STATED GOAL:
Work out the number of lines with "content" in them. Reply with that number and no other words.

Records from a dataset
━━━━━━━━

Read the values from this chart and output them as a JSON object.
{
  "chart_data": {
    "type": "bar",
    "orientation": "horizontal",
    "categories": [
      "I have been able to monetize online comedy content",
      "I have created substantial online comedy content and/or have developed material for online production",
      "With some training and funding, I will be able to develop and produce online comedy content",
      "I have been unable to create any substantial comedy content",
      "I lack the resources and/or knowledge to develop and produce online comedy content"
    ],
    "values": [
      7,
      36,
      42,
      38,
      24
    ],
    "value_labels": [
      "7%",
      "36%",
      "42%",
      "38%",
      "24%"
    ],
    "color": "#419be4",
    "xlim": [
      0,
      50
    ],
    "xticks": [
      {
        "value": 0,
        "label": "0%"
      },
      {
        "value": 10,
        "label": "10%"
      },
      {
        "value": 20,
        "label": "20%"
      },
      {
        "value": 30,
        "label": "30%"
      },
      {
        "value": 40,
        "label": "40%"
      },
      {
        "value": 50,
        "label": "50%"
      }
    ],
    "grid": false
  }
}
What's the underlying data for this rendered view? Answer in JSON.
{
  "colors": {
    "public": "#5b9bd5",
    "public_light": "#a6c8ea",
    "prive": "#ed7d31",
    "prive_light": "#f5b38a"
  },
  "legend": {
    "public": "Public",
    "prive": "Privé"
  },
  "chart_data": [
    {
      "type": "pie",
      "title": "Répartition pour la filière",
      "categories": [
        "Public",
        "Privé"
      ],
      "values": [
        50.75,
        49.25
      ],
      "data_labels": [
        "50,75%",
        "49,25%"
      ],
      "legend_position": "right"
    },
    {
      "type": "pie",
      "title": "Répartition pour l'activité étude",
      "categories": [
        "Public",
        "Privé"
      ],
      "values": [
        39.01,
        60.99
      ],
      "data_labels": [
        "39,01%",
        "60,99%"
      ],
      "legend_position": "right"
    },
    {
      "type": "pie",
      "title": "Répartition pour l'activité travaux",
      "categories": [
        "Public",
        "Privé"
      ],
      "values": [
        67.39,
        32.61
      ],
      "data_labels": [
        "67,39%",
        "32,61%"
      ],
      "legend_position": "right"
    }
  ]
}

━━━━━━━━

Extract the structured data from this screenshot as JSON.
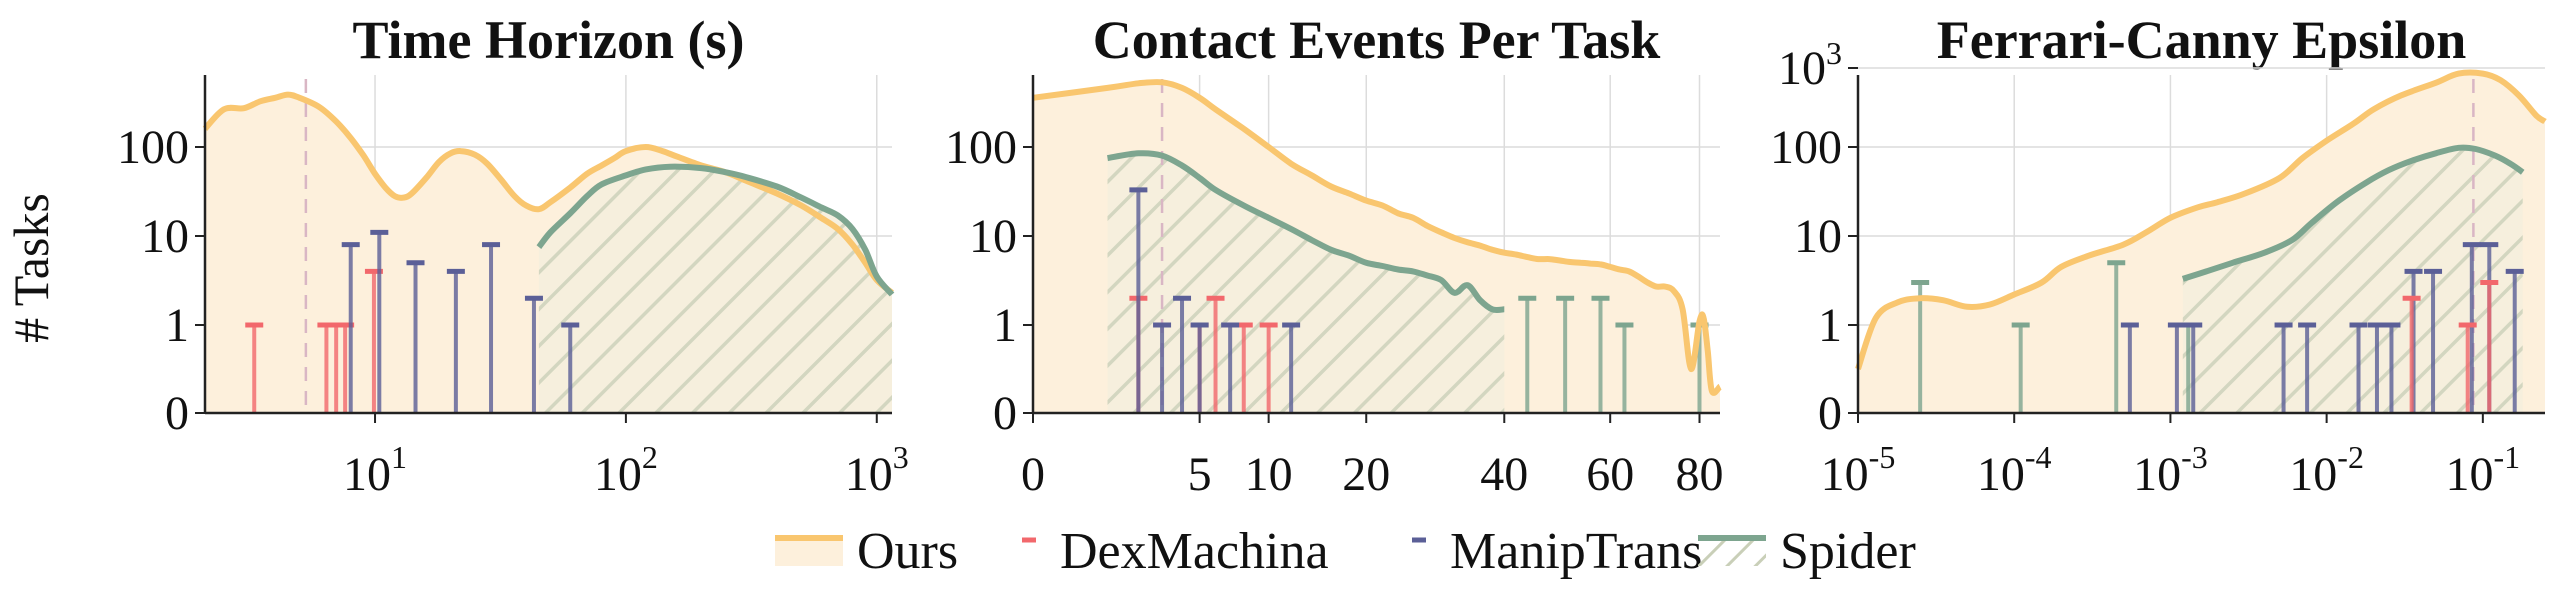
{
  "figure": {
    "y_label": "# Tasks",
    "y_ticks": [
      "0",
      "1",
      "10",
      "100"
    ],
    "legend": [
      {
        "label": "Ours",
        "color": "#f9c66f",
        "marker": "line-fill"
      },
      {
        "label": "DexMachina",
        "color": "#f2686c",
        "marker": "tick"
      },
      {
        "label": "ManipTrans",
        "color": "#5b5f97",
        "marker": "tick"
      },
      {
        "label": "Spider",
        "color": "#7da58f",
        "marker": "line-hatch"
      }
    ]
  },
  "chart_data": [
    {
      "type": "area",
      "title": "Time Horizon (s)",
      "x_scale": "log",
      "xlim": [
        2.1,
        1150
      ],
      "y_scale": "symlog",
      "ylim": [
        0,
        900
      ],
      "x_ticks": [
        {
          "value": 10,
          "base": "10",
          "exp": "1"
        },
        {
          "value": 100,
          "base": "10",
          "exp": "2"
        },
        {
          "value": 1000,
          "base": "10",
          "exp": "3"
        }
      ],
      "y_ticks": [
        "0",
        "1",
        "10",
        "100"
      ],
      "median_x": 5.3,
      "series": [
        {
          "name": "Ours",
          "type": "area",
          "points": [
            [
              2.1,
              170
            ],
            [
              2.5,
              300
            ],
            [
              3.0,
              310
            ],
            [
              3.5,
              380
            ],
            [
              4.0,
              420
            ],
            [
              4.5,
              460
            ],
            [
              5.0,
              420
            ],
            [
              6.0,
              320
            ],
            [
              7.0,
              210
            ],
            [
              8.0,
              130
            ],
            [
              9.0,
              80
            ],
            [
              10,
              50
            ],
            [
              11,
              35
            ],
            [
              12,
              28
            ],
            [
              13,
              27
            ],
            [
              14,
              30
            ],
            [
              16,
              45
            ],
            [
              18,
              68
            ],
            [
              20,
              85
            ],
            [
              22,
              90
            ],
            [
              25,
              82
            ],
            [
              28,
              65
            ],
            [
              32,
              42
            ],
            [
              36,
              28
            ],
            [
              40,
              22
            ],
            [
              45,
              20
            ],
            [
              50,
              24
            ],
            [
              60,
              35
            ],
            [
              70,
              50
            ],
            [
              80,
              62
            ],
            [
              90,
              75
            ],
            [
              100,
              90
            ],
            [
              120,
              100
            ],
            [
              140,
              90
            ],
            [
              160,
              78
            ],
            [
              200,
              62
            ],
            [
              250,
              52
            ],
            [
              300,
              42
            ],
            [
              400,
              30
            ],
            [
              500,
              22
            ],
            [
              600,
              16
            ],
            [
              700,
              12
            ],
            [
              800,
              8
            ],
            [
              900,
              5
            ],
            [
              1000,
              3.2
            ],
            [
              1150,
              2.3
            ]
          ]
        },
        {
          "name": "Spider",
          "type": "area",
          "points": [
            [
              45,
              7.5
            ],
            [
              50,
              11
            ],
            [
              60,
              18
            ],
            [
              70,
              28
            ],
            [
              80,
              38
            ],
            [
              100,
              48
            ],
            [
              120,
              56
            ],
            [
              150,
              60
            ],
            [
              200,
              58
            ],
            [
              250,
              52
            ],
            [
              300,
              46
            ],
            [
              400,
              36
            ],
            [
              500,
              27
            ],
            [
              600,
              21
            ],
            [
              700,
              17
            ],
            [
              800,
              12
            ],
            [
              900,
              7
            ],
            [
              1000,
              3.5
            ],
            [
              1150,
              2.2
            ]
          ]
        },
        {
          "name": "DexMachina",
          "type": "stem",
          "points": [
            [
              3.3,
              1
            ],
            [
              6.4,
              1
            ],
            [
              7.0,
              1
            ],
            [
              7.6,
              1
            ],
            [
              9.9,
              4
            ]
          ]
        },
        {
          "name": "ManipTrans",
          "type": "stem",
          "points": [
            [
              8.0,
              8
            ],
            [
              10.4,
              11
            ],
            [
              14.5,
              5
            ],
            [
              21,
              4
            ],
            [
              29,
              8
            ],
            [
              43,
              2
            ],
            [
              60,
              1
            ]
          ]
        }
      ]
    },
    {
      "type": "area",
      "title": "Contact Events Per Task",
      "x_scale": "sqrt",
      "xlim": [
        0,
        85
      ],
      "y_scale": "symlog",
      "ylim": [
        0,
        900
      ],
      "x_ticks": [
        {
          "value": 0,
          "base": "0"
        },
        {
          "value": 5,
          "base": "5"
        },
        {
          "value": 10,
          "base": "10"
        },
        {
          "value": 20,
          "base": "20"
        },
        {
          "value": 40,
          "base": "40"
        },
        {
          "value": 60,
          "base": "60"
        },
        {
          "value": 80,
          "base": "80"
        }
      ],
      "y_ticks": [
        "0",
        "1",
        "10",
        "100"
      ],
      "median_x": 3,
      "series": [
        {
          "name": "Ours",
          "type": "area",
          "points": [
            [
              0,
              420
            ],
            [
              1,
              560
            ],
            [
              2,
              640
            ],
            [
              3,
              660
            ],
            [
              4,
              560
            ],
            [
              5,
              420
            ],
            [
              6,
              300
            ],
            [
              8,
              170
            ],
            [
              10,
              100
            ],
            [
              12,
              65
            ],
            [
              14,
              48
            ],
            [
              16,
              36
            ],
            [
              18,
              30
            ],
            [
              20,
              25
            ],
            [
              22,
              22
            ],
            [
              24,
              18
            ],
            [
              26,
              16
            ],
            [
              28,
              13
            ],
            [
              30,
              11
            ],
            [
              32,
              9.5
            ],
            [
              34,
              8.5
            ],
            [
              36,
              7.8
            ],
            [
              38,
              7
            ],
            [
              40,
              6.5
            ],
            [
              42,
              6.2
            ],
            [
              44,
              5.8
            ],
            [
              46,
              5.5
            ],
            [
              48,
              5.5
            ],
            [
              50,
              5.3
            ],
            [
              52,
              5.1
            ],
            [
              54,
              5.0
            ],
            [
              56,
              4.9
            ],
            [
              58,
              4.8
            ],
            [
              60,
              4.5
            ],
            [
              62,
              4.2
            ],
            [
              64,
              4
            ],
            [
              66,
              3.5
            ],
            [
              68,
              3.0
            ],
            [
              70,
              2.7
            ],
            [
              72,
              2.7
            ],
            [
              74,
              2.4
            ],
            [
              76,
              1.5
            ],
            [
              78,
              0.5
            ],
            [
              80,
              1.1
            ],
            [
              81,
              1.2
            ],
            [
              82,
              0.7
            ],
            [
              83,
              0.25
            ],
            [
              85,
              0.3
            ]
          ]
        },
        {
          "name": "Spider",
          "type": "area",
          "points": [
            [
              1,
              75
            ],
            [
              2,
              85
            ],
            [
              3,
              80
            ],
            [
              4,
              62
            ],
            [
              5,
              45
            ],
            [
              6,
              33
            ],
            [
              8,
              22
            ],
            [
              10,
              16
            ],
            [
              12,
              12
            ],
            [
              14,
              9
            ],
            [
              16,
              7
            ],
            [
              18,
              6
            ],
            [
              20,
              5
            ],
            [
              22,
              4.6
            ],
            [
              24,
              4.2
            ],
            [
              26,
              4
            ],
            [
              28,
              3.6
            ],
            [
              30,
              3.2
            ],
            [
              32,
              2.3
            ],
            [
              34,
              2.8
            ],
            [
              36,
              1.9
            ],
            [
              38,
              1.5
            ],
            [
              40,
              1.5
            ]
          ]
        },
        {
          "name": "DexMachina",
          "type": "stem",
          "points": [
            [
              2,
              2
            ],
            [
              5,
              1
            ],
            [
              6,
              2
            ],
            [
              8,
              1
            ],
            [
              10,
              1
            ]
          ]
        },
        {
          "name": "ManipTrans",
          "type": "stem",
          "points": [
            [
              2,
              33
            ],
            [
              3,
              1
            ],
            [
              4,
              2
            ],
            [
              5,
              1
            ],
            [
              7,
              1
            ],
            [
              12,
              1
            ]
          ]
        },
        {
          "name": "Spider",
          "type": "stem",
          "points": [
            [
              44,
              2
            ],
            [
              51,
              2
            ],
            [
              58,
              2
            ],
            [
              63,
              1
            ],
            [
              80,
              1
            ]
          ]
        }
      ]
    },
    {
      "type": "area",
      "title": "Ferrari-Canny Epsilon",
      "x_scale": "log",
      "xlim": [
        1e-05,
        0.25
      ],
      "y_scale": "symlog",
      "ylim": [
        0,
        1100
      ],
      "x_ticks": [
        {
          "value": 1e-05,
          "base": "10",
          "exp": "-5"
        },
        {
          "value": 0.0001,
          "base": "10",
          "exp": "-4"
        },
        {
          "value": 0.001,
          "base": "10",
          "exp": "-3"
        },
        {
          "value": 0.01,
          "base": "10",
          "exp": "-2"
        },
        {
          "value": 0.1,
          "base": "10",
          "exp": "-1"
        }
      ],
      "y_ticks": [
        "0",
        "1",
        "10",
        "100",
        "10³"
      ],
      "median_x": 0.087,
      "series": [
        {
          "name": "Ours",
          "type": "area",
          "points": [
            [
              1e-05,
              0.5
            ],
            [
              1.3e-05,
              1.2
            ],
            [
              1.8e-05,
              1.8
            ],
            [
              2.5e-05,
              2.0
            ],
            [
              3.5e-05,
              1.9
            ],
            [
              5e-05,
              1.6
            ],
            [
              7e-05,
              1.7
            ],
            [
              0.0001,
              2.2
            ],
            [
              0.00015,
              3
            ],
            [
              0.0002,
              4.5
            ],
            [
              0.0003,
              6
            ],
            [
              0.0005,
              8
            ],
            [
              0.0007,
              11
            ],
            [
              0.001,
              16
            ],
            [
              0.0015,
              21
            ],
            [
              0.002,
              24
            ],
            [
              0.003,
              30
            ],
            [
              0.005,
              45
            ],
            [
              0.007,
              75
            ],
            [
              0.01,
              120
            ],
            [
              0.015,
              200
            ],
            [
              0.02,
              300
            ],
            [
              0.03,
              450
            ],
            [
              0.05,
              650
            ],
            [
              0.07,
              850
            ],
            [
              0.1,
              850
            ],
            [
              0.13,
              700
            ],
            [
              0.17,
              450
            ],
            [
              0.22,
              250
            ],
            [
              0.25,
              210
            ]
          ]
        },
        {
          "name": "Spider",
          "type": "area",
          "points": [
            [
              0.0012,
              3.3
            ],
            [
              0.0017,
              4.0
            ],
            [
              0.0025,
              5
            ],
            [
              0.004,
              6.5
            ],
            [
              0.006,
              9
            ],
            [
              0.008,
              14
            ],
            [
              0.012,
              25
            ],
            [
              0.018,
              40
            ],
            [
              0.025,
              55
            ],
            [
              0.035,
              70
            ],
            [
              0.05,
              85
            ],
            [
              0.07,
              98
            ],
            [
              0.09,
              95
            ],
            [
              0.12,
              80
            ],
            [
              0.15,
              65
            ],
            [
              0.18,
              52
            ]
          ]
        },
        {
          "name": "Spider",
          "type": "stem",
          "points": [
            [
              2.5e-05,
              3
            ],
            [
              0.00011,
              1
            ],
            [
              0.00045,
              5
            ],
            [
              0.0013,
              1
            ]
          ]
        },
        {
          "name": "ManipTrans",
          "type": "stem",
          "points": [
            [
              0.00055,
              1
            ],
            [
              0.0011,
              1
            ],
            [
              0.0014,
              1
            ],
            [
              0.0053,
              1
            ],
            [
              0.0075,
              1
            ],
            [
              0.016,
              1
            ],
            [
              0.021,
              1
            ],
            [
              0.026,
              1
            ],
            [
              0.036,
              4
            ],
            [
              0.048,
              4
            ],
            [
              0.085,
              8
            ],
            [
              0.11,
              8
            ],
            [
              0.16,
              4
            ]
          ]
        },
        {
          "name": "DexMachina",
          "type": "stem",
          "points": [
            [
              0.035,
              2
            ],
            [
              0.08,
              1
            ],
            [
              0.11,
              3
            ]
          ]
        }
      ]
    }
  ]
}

━━━━━━━━

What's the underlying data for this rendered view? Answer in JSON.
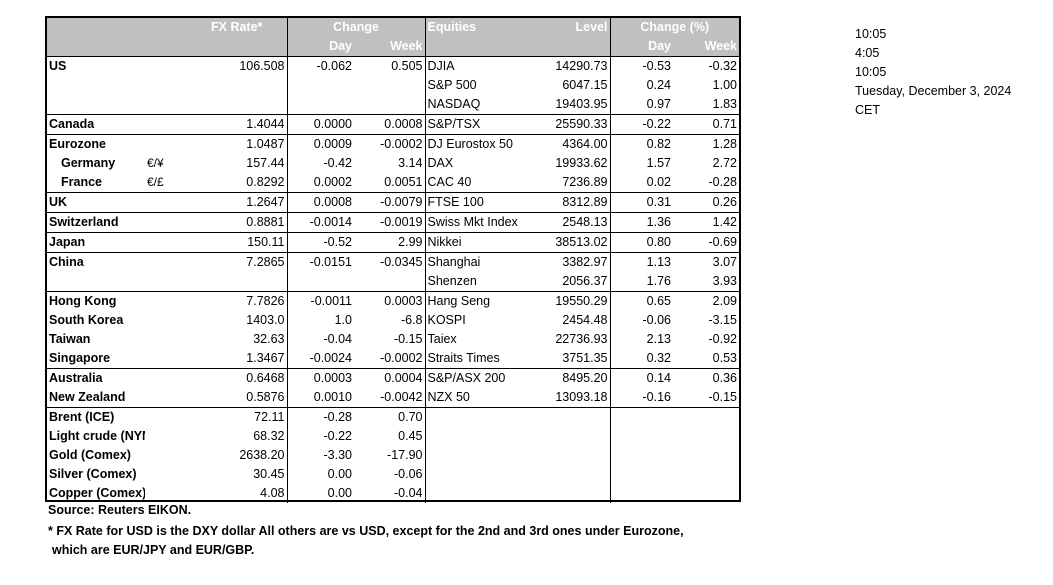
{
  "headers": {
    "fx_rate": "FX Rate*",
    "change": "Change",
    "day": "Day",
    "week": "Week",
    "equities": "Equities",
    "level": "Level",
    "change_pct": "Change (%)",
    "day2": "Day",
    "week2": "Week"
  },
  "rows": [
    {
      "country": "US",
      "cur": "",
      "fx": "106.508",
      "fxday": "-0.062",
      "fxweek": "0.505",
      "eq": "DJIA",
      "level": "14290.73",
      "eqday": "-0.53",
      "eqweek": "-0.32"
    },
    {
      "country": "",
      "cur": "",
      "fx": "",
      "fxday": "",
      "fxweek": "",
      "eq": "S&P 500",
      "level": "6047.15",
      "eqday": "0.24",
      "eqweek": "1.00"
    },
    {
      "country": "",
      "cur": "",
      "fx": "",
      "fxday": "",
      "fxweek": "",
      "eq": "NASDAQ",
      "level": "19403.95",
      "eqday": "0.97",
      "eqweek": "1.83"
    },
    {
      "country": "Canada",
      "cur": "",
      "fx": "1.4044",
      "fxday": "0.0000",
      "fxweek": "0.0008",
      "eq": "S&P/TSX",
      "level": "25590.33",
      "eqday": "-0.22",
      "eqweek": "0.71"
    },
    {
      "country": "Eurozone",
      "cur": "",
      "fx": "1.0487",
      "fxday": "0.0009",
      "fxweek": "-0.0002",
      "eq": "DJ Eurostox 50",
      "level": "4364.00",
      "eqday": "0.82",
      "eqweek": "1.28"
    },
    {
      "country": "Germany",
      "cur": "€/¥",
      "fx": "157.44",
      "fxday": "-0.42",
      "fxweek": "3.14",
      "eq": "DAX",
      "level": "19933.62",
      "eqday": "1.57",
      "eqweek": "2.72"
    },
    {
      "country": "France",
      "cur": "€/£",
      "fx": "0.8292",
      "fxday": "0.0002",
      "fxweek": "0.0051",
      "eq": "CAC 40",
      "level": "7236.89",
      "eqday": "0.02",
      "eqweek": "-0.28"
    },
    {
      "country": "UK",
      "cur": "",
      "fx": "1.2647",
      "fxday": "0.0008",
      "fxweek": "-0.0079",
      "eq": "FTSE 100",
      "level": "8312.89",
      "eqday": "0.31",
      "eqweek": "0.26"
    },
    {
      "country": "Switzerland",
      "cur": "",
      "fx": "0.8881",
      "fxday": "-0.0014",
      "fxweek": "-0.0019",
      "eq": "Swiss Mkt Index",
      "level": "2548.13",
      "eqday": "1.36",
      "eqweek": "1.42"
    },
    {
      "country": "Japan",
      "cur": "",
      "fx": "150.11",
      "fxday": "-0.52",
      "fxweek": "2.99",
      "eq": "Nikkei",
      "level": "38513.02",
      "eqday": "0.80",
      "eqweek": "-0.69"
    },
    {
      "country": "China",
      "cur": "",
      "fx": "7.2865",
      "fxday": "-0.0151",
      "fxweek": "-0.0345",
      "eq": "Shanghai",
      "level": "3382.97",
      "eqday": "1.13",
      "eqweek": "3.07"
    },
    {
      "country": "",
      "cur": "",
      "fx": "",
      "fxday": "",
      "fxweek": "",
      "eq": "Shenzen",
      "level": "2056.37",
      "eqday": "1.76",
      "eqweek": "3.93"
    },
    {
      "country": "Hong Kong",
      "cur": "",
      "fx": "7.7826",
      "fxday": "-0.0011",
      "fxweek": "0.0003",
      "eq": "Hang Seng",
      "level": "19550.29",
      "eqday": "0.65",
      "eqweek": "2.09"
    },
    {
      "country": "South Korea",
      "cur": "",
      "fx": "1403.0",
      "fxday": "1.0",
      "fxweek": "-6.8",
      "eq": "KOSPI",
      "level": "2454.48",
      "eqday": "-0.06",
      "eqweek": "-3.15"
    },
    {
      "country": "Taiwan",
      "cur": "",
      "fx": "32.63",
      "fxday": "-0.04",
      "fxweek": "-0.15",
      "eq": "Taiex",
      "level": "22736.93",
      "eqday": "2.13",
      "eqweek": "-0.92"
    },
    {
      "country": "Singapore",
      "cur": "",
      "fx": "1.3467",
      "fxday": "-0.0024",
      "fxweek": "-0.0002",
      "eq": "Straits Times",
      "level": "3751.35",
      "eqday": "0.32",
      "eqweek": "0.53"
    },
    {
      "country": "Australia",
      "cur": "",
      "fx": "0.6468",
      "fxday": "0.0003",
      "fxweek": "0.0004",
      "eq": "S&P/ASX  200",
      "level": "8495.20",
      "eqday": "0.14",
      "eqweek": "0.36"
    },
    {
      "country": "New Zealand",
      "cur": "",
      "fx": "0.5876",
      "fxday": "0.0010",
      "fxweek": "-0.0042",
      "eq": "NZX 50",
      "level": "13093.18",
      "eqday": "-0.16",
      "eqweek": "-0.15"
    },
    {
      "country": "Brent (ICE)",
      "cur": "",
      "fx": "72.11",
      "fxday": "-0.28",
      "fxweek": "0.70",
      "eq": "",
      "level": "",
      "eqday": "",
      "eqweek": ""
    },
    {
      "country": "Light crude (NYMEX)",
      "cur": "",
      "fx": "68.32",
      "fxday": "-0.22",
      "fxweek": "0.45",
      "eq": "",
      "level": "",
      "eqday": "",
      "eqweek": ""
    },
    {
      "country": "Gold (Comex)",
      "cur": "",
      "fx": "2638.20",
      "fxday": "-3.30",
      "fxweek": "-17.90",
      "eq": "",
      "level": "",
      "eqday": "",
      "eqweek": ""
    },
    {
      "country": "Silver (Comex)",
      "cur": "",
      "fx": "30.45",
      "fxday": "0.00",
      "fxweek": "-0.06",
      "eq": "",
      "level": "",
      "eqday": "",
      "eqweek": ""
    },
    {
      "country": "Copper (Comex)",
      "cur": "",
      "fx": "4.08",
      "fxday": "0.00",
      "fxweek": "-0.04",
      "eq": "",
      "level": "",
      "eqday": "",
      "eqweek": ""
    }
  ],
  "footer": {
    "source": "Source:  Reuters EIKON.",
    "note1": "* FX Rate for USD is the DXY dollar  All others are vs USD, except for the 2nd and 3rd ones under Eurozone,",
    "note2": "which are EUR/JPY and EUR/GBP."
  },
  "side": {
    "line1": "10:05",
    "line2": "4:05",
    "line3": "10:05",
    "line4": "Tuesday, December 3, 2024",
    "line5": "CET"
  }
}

━━━━━━━━

RESPONSE:
5